■ **Work instructions**
Copy every line from the data below in which the string "是平行四边形" can be found.
──────── Dataset excerpts ────────
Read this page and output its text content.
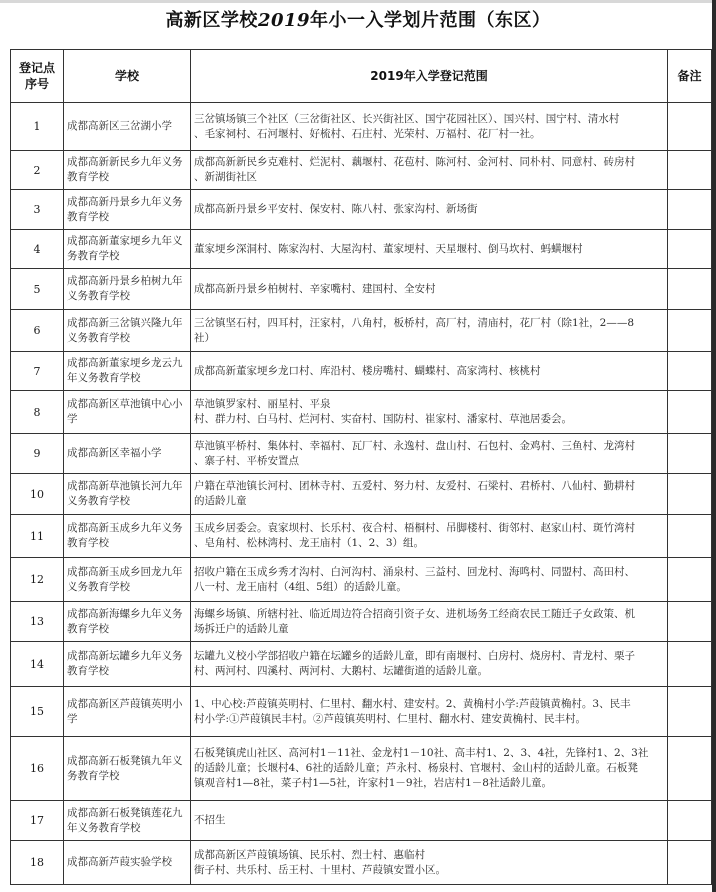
高新区学校2019年小一入学划片范围（东区）
登记点
序号	学校	2019年入学登记范围	备注
1	成都高新区三岔湖小学	三岔镇场镇三个社区（三岔街社区、长兴街社区、国宁花园社区）、国兴村、国宁村、清水村
、毛家祠村、石河堰村、好梳村、石庄村、光荣村、万福村、花厂村一社。	

2	成都高新新民乡九年义务教育学校	成都高新新民乡克难村、烂泥村、藕堰村、花苞村、陈河村、金河村、同朴村、同意村、砖房村
、新湖街社区	

3	成都高新丹景乡九年义务教育学校	成都高新丹景乡平安村、保安村、陈八村、张家沟村、新场街	

4	成都高新董家埂乡九年义务教育学校	董家埂乡深洞村、陈家沟村、大屋沟村、董家埂村、天星堰村、倒马坎村、蚂蟥堰村	

5	成都高新丹景乡柏树九年义务教育学校	成都高新丹景乡柏树村、辛家嘴村、建国村、全安村	

6	成都高新三岔镇兴隆九年义务教育学校	三岔镇坚石村，四耳村，汪家村，八角村，板桥村，高厂村，清庙村，花厂村（除1社，2——8
社）	

7	成都高新董家埂乡龙云九年义务教育学校	成都高新董家埂乡龙口村、库沿村、楼房嘴村、蝴蝶村、高家湾村、核桃村	

8	成都高新区草池镇中心小学	草池镇罗家村、丽星村、平泉
村、群力村、白马村、烂河村、实奋村、国防村、崔家村、潘家村、草池居委会。	

9	成都高新区幸福小学	草池镇平桥村、集体村、幸福村、瓦厂村、永逸村、盘山村、石包村、金鸡村、三鱼村、龙湾村
、寨子村、平桥安置点	

10	成都高新草池镇长河九年义务教育学校	户籍在草池镇长河村、团林寺村、五爱村、努力村、友爱村、石梁村、君桥村、八仙村、勤耕村
的适龄儿童	

11	成都高新玉成乡九年义务教育学校	玉成乡居委会。袁家坝村、长乐村、夜合村、梧桐村、吊脚楼村、街邻村、赵家山村、斑竹湾村
、皂角村、松林湾村、龙王庙村（1、2、3）组。	

12	成都高新玉成乡回龙九年义务教育学校	招收户籍在玉成乡秀才沟村、白河沟村、涌泉村、三益村、回龙村、海鸣村、同盟村、高田村、
八一村、龙王庙村（4组、5组）的适龄儿童。	

13	成都高新海螺乡九年义务教育学校	海螺乡场镇、所辖村社、临近周边符合招商引资子女、进机场务工经商农民工随迁子女政策、机
场拆迁户的适龄儿童	

14	成都高新坛罐乡九年义务教育学校	坛罐九义校小学部招收户籍在坛罐乡的适龄儿童，即有南堰村、白房村、烧房村、青龙村、栗子
村、两河村、四溪村、两河村、大鹅村、坛罐街道的适龄儿童。	

15	成都高新区芦葭镇英明小学	1、中心校:芦葭镇英明村、仁里村、翻水村、建安村。2、黄桷村小学:芦葭镇黄桷村。3、民丰
村小学:①芦葭镇民丰村。②芦葭镇英明村、仁里村、翻水村、建安黄桷村、民丰村。	

16	成都高新石板凳镇九年义务教育学校	石板凳镇虎山社区、高河村1－11社、金龙村1－10社、高丰村1、2、3、4社，先锋村1、2、3社
的适龄儿童；长堰村4、6社的适龄儿童；芦永村、杨泉村、官堰村、金山村的适龄儿童。石板凳
镇观音村1—8社，菜子村1—5社，许家村1－9社，岩店村1－8社适龄儿童。	

17	成都高新石板凳镇莲花九年义务教育学校	不招生	

18	成都高新芦葭实验学校	成都高新区芦葭镇场镇、民乐村、烈士村、惠临村
街子村、共乐村、岳王村、十里村、芦葭镇安置小区。	
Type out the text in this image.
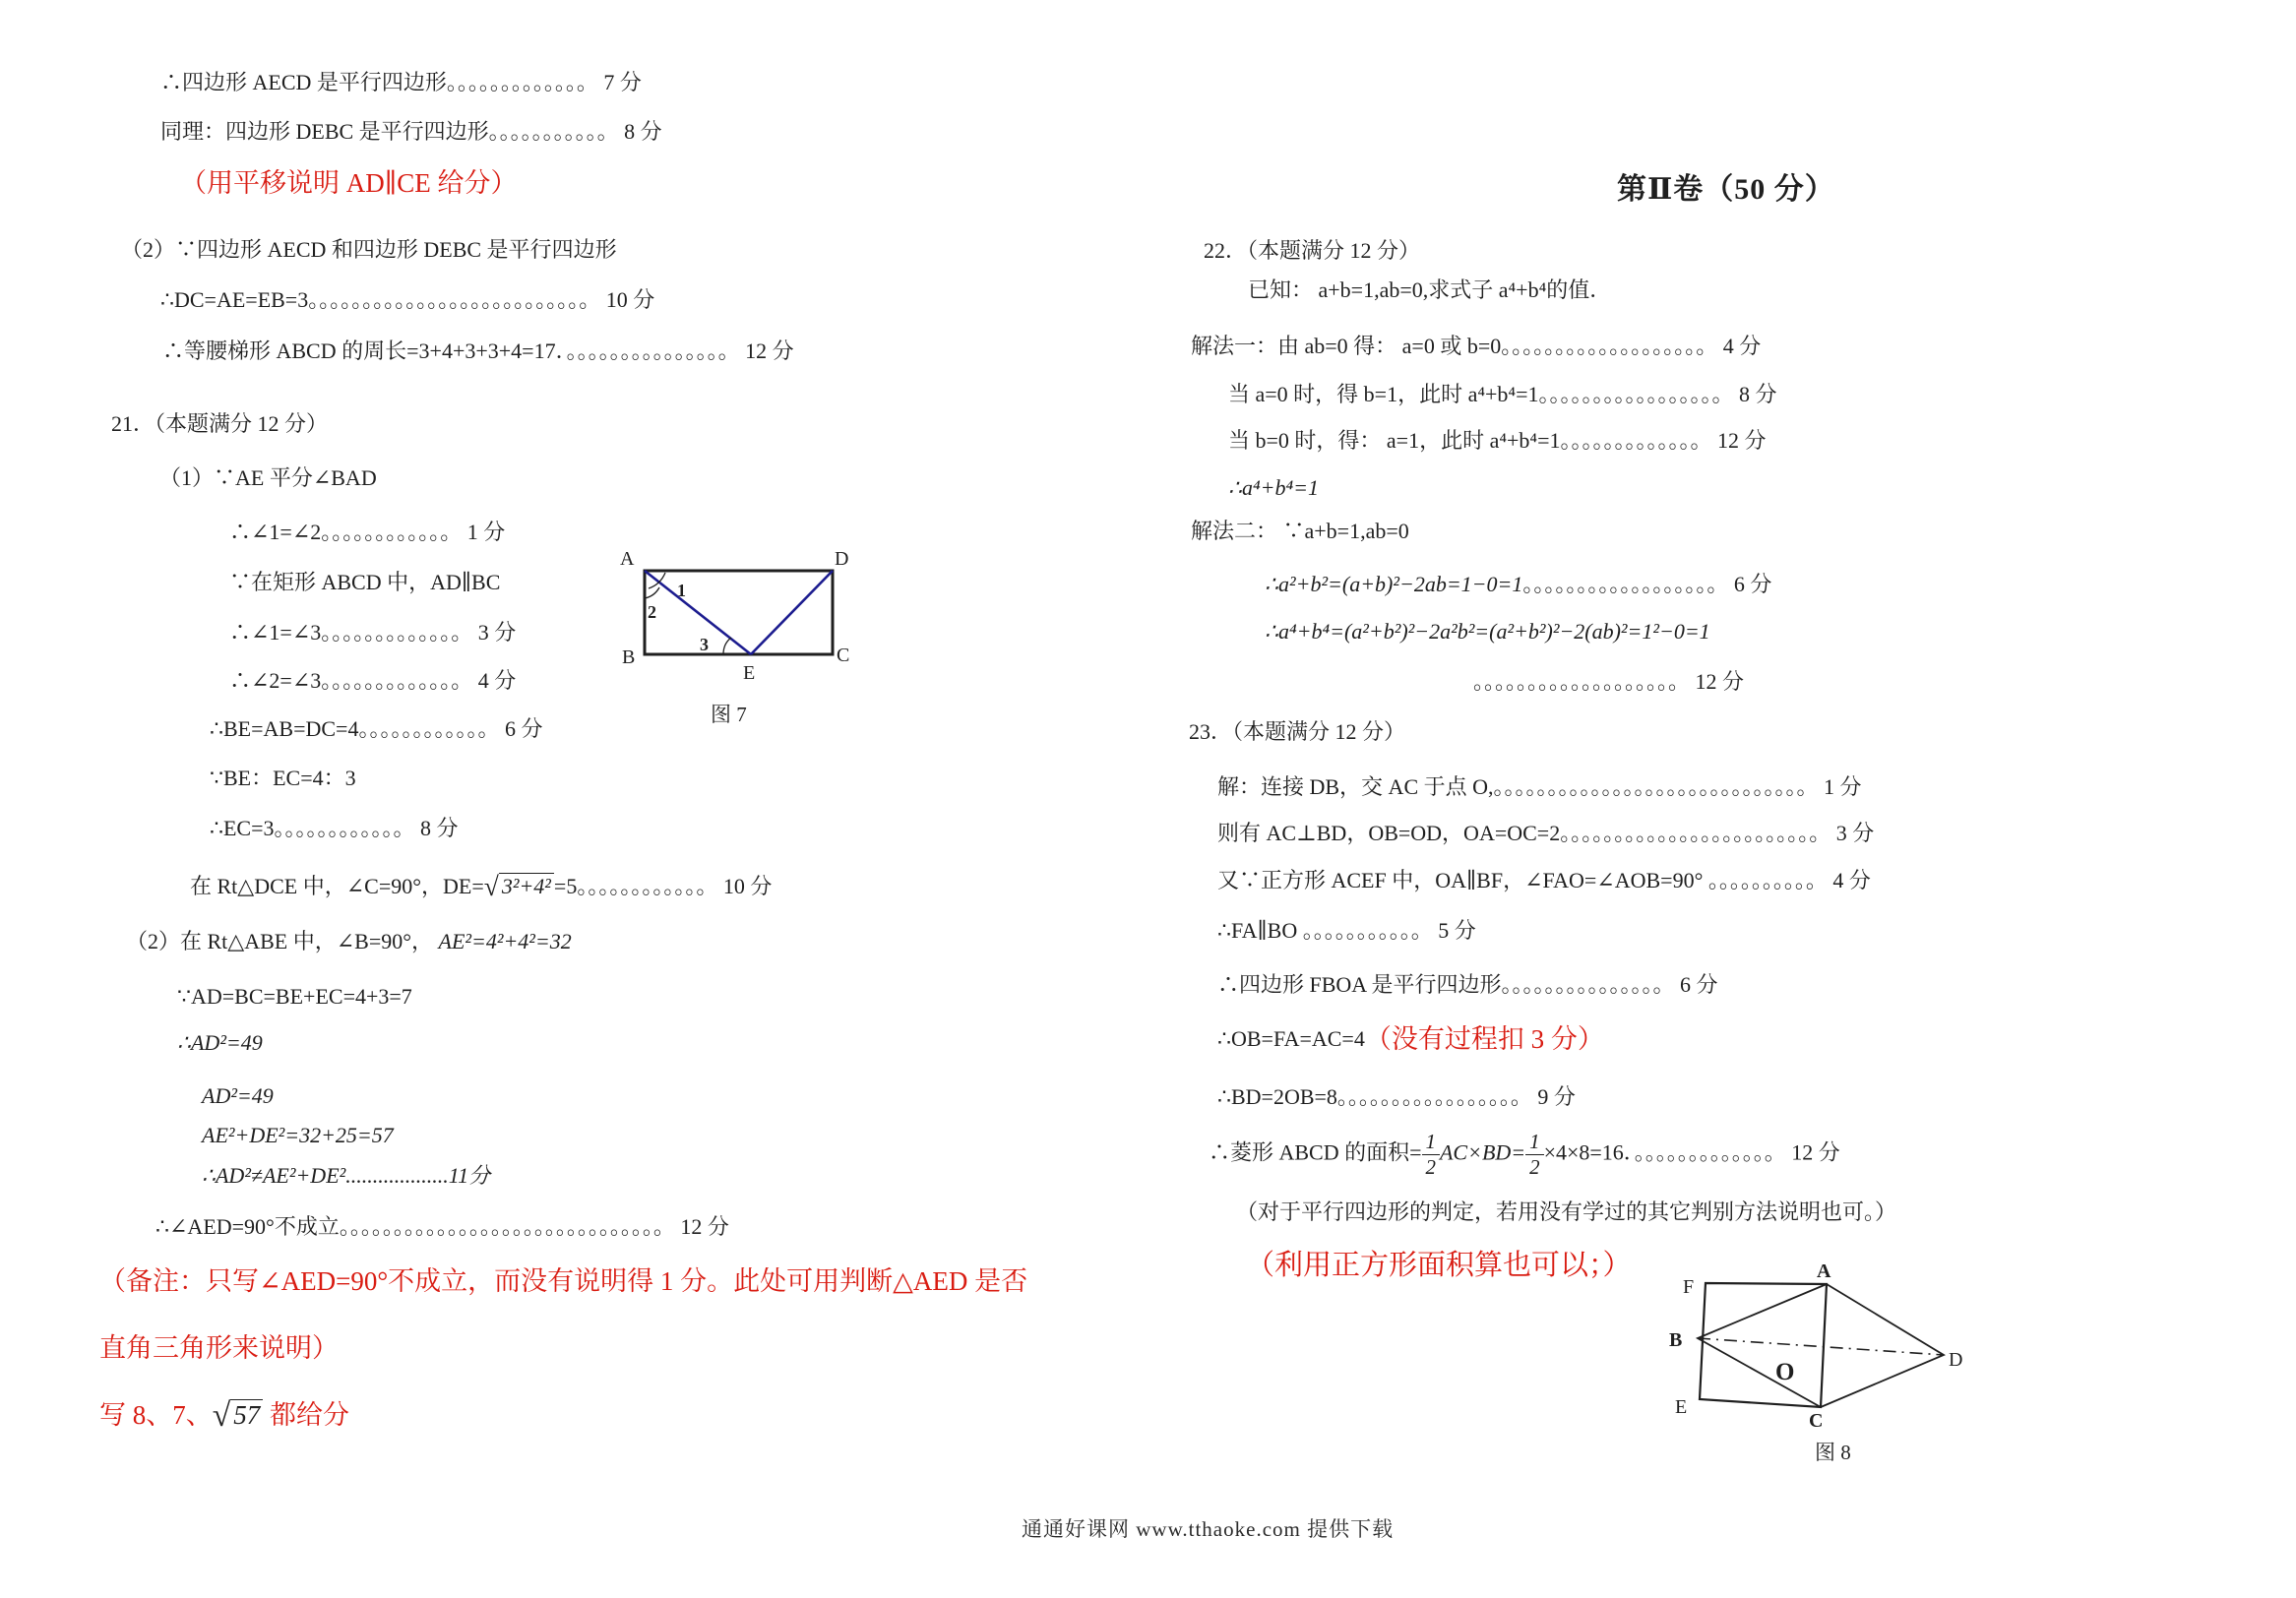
∴四边形 AECD 是平行四边形。。。。。。。。。。。。。 7 分
同理：四边形 DEBC 是平行四边形。。。。。。。。。。。 8 分
（用平移说明 AD∥CE 给分）
（2）∵四边形 AECD 和四边形 DEBC 是平行四边形
∴DC=AE=EB=3。。。。。。。。。。。。。。。。。。。。。。。。。。 10 分
∴等腰梯形 ABCD 的周长=3+4+3+3+4=17．。。。。。。。。。。。。。。。 12 分
21．（本题满分 12 分）
（1）∵AE 平分∠BAD
∴∠1=∠2。。。。。。。。。。。。 1 分
∵在矩形 ABCD 中，AD∥BC
∴∠1=∠3。。。。。。。。。。。。。 3 分
∴∠2=∠3。。。。。。。。。。。。。 4 分
∴BE=AB=DC=4。。。。。。。。。。。。 6 分
∵BE：EC=4：3
∴EC=3。。。。。。。。。。。。 8 分
在 Rt△DCE 中，∠C=90°，DE=√ 3²+4² =5。。。。。。。。。。。。 10 分
（2）在 Rt△ABE 中，∠B=90°， AE²=4²+4²=32
∵AD=BC=BE+EC=4+3=7
∴AD²=49
AD²=49
AE²+DE²=32+25=57
∴AD²≠AE²+DE²...................11分
∴∠AED=90°不成立。。。。。。。。。。。。。。。。。。。。。。。。。。。。。。 12 分
（备注：只写∠AED=90°不成立，而没有说明得 1 分。此处可用判断△AED 是否
直角三角形来说明）
写 8、7、√ 57 都给分
A	D
B	C
E
1
2
3
图 7
第Ⅱ卷（50 分）
22．（本题满分 12 分）
已知： a+b=1,ab=0,求式子 a⁴+b⁴的值．
解法一：由 ab=0 得： a=0 或 b=0。。。。。。。。。。。。。。。。。。。 4 分
当 a=0 时，得 b=1，此时 a⁴+b⁴=1。。。。。。。。。。。。。。。。。 8 分
当 b=0 时，得： a=1，此时 a⁴+b⁴=1。。。。。。。。。。。。。 12 分
∴a⁴+b⁴=1
解法二： ∵a+b=1,ab=0
∴a²+b²=(a+b)²−2ab=1−0=1。。。。。。。。。。。。。。。。。。 6 分
∴a⁴+b⁴=(a²+b²)²−2a²b²=(a²+b²)²−2(ab)²=1²−0=1
。。。。。。。。。。。。。。。。。。。 12 分
23．（本题满分 12 分）
解：连接 DB，交 AC 于点 O,。。。。。。。。。。。。。。。。。。。。。。。。。。。。。 1 分
则有 AC⊥BD，OB=OD，OA=OC=2。。。。。。。。。。。。。。。。。。。。。。。。 3 分
又∵正方形 ACEF 中，OA∥BF，∠FAO=∠AOB=90° 。。。。。。。。。。 4 分
∴FA∥BO 。。。。。。。。。。。 5 分
∴四边形 FBOA 是平行四边形。。。。。。。。。。。。。。。 6 分
∴OB=FA=AC=4（没有过程扣 3 分）
∴BD=2OB=8。。。。。。。。。。。。。。。。。 9 分
∴菱形 ABCD 的面积= $\frac{1}{2} AC\times BD= \frac{1}{2} \times 4\times 8=16$．。。。。。。。。。。。。。 12 分
（对于平行四边形的判定，若用没有学过的其它判别方法说明也可。）
（利用正方形面积算也可以；）
F
A
B
D
E
C
O
图 8
通通好课网 www.tthaoke.com 提供下载
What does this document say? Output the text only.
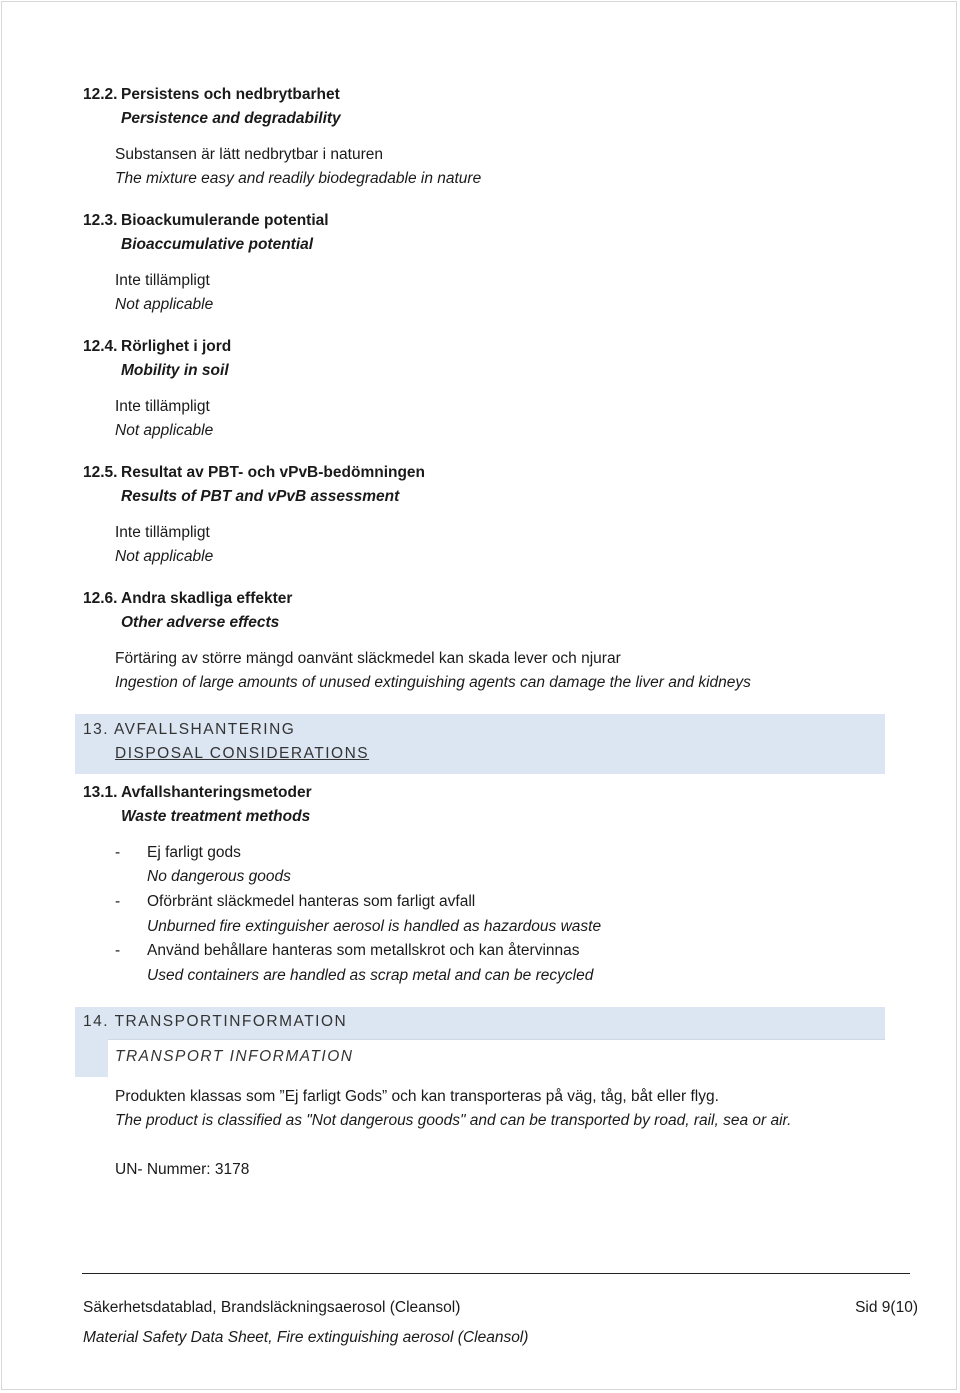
12.2. Persistens och nedbrytbarhet
Persistence and degradability
Substansen är lätt nedbrytbar i naturen
The mixture easy and readily biodegradable in nature
12.3. Bioackumulerande potential
Bioaccumulative potential
Inte tillämpligt
Not applicable
12.4. Rörlighet i jord
Mobility in soil
Inte tillämpligt
Not applicable
12.5. Resultat av PBT- och vPvB-bedömningen
Results of PBT and vPvB assessment
Inte tillämpligt
Not applicable
12.6. Andra skadliga effekter
Other adverse effects
Förtäring av större mängd oanvänt släckmedel kan skada lever och njurar
Ingestion of large amounts of unused extinguishing agents can damage the liver and kidneys
13. AVFALLSHANTERING
DISPOSAL CONSIDERATIONS
13.1. Avfallshanteringsmetoder
Waste treatment methods
- Ej farligt gods
No dangerous goods
- Oförbränt släckmedel hanteras som farligt avfall
Unburned fire extinguisher aerosol is handled as hazardous waste
- Använd behållare hanteras som metallskrot och kan återvinnas
Used containers are handled as scrap metal and can be recycled
14. TRANSPORTINFORMATION
TRANSPORT INFORMATION
Produkten klassas som ”Ej farligt Gods” och kan transporteras på väg, tåg, båt eller flyg.
The product is classified as "Not dangerous goods" and can be transported by road, rail, sea or air.
UN- Nummer: 3178
Säkerhetsdatablad, Brandsläckningsaerosol (Cleansol)	Sid 9(10)
Material Safety Data Sheet, Fire extinguishing aerosol (Cleansol)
────────
■ **Task result**
∴四边形 AECD 是平行四边形。。。。。。。。。。。。。 7 分
同理：四边形 DEBC 是平行四边形。。。。。。。。。。。 8 分
（2）∵四边形 AECD 和四边形 DEBC 是平行四边形
∴四边形 FBOA 是平行四边形。。。。。。。。。。。。。。。 6 分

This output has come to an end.